§ DATASET ROWS
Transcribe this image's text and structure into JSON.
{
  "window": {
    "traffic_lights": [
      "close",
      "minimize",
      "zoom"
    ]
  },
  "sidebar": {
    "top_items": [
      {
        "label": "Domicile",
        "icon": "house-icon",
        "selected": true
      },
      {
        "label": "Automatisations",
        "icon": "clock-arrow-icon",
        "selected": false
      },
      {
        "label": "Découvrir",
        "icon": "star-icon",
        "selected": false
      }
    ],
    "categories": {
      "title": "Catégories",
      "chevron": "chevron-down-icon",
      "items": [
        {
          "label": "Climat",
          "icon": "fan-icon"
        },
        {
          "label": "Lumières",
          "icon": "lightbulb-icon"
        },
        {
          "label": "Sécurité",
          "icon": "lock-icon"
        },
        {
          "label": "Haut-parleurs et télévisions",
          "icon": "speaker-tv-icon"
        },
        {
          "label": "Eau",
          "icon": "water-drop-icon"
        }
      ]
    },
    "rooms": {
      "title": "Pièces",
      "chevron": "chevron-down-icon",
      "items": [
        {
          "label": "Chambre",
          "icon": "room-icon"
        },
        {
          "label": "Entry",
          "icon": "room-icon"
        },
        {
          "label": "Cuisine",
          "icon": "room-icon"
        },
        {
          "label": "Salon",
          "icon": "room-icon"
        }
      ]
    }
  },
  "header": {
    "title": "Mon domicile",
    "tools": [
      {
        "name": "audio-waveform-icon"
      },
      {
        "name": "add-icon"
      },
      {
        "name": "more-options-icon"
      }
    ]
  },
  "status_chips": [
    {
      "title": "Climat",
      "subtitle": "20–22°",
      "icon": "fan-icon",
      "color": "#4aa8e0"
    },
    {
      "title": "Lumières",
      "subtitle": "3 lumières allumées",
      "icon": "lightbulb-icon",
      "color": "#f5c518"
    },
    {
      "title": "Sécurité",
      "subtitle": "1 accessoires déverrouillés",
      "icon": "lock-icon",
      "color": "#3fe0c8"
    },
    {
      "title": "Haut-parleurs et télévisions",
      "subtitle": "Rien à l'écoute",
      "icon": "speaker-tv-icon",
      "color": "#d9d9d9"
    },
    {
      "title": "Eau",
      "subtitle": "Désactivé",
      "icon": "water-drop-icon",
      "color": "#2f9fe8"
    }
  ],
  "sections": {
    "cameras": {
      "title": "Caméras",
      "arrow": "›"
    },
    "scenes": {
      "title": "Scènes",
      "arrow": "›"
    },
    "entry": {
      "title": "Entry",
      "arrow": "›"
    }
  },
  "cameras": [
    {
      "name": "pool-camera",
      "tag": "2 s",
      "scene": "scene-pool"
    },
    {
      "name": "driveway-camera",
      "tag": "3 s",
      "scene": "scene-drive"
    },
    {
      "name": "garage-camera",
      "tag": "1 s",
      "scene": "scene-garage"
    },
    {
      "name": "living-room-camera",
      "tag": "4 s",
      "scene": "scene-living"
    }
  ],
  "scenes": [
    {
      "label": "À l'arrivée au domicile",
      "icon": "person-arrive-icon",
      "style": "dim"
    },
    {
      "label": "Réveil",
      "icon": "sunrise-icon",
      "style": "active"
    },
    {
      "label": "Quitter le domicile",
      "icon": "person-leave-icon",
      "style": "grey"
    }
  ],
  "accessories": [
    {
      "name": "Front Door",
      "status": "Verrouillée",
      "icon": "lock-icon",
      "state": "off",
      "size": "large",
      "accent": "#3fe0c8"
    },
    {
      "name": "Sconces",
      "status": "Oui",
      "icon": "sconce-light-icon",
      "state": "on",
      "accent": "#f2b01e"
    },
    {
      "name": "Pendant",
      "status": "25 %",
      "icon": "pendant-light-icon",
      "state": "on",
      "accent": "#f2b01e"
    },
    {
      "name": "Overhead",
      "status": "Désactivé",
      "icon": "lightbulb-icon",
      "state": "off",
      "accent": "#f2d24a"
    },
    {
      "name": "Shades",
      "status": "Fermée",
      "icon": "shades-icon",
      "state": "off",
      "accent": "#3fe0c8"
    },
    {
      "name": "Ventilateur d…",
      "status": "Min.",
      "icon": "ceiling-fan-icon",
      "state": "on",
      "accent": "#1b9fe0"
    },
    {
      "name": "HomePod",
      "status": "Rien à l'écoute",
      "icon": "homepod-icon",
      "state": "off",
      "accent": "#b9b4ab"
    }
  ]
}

...

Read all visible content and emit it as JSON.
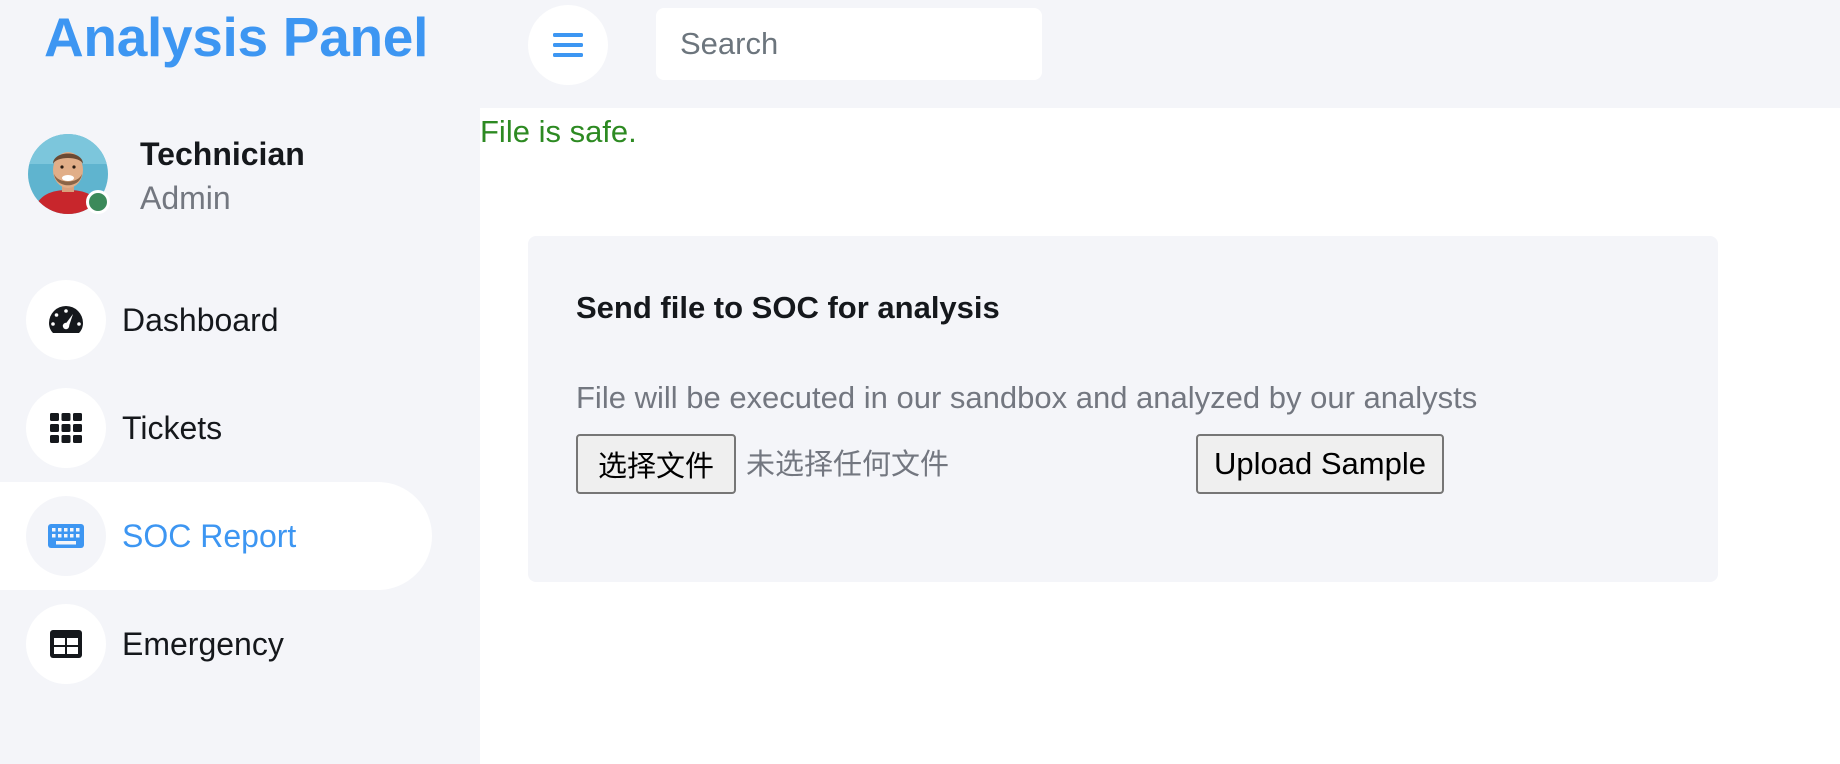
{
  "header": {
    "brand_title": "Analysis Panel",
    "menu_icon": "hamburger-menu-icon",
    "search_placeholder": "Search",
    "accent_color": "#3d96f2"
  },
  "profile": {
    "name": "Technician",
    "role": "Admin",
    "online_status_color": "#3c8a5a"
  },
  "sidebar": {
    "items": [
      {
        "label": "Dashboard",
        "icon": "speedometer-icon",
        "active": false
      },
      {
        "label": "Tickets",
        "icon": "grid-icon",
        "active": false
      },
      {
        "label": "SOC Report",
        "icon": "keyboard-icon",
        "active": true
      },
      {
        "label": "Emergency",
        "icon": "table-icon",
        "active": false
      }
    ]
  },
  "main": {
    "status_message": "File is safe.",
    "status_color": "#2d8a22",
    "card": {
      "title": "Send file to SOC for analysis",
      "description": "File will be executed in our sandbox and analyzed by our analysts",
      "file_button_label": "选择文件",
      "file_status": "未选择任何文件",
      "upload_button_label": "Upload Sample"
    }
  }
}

---

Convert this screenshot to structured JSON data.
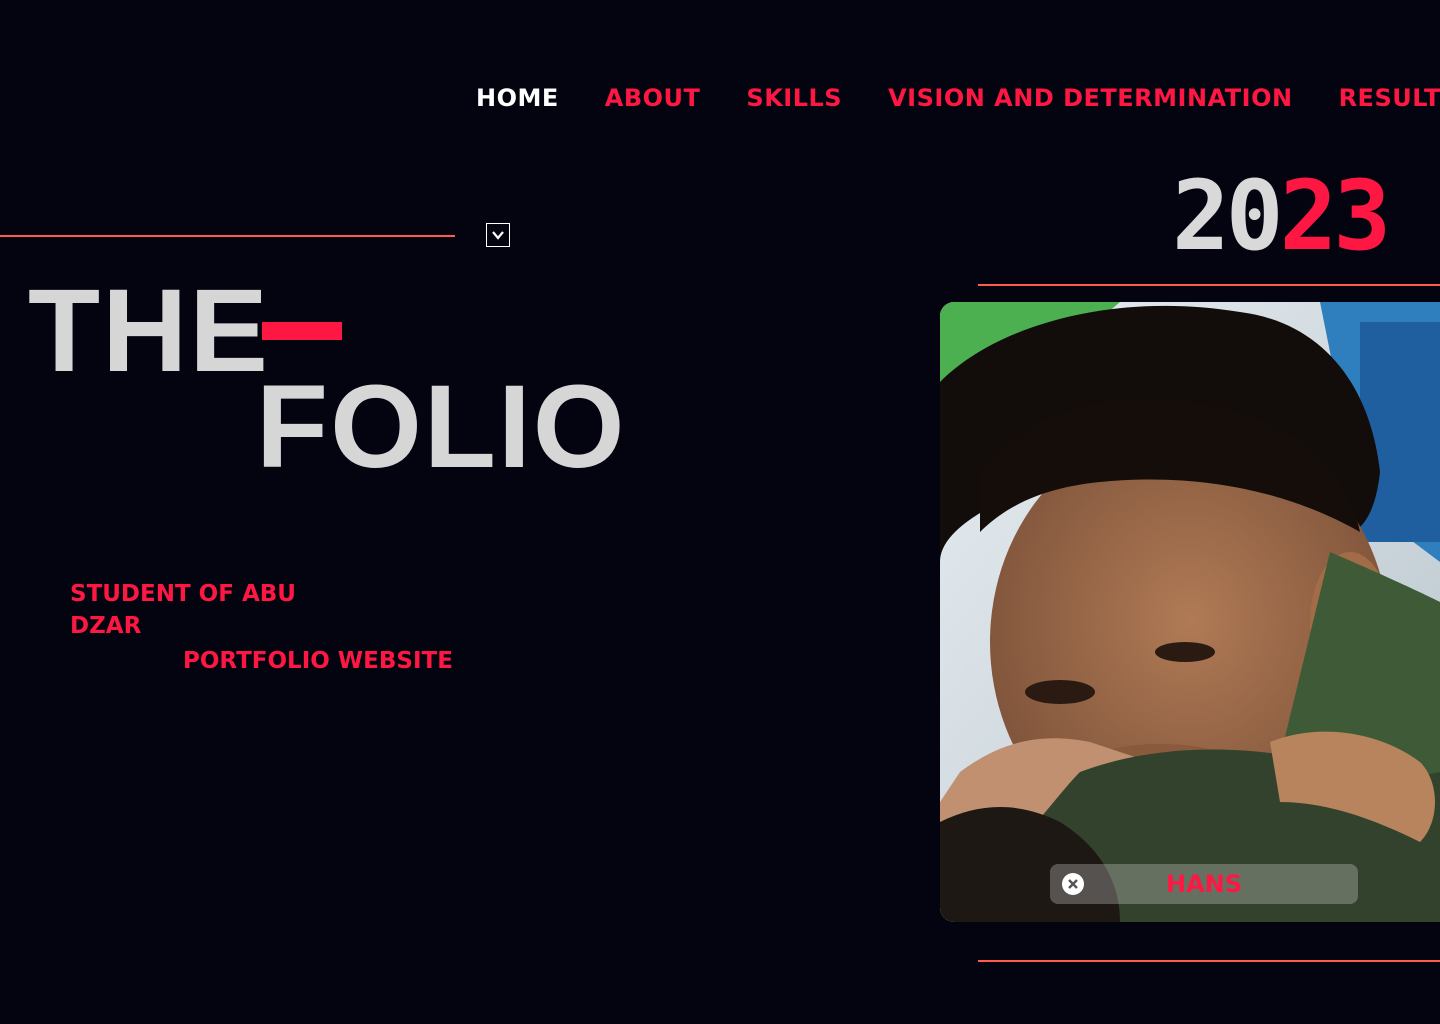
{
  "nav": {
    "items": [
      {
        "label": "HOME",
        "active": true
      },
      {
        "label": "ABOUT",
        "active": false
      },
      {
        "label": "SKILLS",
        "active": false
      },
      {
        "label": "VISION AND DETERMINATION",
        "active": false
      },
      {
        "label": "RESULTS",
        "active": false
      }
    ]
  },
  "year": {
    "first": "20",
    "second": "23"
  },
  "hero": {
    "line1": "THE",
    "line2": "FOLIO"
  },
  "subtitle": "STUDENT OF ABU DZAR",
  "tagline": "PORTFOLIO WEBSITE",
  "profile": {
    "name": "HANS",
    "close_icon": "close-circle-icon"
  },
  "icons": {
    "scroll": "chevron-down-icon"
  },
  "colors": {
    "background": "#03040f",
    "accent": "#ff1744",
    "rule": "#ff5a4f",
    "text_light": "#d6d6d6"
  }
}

§ WHAT THE TASK REQUIRES
Find each line with the string "JSON" and copy it out.

§ THE SOLUTION
Transcribe this image's text and structure into JSON.
Read all visible content and emit it as JSON.
Convert this screenshot to structured JSON data.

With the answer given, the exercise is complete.